━━ Material for this exercise

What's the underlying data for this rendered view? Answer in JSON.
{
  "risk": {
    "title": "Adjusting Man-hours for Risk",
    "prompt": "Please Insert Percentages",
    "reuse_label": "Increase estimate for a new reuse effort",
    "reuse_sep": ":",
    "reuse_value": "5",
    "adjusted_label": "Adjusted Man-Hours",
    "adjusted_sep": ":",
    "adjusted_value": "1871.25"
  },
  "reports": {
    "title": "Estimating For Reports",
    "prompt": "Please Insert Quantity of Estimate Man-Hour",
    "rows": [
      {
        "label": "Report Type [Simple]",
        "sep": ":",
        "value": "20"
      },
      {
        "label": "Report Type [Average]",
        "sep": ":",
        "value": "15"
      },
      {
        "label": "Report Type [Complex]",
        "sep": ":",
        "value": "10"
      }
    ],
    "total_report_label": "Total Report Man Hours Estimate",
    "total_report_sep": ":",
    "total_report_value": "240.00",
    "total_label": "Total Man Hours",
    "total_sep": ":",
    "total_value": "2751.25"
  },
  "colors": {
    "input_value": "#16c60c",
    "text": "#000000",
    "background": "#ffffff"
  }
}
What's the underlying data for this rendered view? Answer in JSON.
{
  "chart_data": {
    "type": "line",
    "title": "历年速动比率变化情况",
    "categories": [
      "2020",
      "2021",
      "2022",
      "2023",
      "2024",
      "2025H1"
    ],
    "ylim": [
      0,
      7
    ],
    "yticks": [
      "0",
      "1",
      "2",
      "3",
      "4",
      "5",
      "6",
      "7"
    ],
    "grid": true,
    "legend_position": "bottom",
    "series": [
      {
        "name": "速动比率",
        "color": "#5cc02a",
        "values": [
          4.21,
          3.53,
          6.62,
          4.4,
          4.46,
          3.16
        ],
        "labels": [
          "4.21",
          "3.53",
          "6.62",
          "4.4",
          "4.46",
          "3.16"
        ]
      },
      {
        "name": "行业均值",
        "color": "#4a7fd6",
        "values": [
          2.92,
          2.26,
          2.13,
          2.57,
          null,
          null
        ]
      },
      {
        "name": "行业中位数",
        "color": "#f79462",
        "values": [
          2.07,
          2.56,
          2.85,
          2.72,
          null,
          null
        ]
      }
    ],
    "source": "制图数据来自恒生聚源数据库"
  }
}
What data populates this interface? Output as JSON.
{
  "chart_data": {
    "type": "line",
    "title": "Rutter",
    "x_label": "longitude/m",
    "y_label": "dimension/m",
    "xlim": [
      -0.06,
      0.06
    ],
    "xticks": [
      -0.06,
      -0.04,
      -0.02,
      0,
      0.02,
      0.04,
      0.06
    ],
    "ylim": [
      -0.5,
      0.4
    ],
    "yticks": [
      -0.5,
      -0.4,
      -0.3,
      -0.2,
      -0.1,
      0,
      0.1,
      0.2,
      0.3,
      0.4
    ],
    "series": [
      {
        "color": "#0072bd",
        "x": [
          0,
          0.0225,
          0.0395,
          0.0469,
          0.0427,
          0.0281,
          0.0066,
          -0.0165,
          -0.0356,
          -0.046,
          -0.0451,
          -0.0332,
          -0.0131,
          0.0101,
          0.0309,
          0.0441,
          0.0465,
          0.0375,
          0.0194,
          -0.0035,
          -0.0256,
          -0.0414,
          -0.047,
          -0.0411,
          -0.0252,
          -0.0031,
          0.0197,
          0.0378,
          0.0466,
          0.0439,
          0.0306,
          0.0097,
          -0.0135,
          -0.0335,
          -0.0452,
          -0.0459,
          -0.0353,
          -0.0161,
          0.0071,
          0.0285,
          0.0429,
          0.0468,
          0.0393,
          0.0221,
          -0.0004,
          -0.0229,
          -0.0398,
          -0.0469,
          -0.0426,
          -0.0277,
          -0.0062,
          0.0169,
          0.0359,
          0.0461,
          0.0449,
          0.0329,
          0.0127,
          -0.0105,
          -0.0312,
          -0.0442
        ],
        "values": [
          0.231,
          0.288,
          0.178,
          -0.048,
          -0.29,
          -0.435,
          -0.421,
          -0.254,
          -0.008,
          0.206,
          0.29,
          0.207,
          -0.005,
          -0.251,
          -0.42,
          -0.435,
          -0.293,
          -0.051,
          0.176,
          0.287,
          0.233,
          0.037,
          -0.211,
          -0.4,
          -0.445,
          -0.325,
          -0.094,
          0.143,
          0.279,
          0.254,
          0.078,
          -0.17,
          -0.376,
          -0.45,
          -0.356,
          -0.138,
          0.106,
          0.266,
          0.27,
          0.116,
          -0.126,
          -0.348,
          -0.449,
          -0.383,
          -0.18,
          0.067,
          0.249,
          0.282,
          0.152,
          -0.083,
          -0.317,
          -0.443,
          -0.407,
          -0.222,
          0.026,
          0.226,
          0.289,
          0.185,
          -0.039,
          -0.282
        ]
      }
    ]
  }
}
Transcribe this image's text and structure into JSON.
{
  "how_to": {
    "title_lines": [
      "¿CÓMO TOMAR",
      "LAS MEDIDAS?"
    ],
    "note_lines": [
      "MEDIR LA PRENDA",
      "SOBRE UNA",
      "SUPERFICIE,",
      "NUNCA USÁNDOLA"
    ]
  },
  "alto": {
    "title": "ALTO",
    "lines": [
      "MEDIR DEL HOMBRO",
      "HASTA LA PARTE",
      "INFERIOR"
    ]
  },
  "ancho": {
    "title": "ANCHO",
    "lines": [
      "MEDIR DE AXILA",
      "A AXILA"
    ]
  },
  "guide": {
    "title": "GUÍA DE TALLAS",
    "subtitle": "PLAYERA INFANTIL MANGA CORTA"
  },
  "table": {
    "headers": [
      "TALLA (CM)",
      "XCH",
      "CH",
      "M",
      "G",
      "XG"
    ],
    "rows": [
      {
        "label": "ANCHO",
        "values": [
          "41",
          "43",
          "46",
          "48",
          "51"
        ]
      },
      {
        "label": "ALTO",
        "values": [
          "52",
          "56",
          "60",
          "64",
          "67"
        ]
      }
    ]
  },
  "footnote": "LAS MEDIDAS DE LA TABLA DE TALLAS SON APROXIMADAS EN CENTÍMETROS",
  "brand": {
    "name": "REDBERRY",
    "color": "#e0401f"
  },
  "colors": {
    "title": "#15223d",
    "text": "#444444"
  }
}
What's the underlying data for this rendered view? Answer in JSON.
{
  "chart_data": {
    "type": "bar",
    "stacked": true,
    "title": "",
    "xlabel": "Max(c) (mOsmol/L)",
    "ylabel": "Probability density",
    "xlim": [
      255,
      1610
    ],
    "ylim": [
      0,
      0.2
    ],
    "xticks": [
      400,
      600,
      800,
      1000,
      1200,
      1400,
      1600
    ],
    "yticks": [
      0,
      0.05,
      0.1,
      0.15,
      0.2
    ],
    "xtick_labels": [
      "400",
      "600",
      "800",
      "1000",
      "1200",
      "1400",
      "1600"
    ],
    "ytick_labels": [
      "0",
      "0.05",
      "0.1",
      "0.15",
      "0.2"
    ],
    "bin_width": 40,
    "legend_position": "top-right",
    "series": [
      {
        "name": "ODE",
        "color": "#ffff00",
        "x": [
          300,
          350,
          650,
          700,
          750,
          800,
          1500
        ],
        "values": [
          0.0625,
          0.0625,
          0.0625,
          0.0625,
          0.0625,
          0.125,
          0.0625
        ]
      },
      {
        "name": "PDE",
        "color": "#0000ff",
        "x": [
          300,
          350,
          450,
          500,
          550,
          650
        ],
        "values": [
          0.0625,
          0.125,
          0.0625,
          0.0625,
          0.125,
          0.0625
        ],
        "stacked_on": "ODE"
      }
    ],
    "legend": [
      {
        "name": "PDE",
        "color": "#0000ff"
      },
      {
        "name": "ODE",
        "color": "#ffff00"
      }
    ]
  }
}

━━━━

▶ _Exercise task_:
Pick out each line in the material containing "text".

▶ _Complete response_:
    "text": "#000000",
Transcribe this image's text and structure into JSON.
    "text": "#444444"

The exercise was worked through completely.